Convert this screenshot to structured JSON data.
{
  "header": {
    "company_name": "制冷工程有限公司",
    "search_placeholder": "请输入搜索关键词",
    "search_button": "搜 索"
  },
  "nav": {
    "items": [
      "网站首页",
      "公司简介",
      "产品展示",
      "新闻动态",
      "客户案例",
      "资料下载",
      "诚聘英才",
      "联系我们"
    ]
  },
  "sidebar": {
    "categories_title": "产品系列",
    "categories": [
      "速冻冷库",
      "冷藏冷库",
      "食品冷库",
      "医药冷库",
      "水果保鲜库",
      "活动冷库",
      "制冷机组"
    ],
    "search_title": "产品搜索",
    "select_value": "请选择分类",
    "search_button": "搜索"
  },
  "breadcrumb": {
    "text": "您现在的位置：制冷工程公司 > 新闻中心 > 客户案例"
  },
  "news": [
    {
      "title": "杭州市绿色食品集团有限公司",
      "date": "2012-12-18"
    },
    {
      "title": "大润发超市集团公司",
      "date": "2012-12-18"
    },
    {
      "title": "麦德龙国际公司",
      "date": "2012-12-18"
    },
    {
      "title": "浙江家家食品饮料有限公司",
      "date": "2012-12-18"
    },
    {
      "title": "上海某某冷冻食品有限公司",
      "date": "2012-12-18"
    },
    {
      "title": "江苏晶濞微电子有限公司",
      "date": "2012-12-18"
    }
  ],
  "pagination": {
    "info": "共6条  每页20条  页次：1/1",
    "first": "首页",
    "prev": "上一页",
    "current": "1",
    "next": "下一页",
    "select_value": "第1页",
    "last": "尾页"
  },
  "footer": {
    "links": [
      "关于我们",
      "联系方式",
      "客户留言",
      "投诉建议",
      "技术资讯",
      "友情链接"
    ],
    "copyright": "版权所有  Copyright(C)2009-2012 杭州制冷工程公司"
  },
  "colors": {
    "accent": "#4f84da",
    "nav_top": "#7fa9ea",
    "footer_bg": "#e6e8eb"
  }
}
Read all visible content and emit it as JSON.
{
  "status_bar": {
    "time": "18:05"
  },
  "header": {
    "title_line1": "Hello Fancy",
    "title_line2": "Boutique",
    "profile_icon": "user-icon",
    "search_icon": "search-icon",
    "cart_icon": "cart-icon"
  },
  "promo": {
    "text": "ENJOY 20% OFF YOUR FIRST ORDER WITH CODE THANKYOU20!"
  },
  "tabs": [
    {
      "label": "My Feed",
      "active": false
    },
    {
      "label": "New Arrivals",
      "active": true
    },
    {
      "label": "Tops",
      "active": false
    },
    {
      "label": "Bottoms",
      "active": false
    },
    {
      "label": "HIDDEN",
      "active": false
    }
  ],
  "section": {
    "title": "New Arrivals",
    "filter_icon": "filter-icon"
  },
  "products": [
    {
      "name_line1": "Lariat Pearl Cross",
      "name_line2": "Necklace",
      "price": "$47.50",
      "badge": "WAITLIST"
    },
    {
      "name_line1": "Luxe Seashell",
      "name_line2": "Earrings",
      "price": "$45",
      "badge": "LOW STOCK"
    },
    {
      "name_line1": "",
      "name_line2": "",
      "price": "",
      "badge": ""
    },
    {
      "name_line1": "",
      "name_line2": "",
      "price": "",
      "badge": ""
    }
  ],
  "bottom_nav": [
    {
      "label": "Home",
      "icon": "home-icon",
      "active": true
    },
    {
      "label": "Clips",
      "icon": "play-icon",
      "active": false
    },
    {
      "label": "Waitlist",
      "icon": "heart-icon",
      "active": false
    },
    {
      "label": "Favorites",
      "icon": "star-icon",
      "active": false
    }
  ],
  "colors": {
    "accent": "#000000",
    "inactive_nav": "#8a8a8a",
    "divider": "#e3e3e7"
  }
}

WHAT YOU SHOULD DO — Pull out every line in the data above that has the word "Arrivals".

FINAL RESULT —
      "label": "New Arrivals",
    "title": "New Arrivals",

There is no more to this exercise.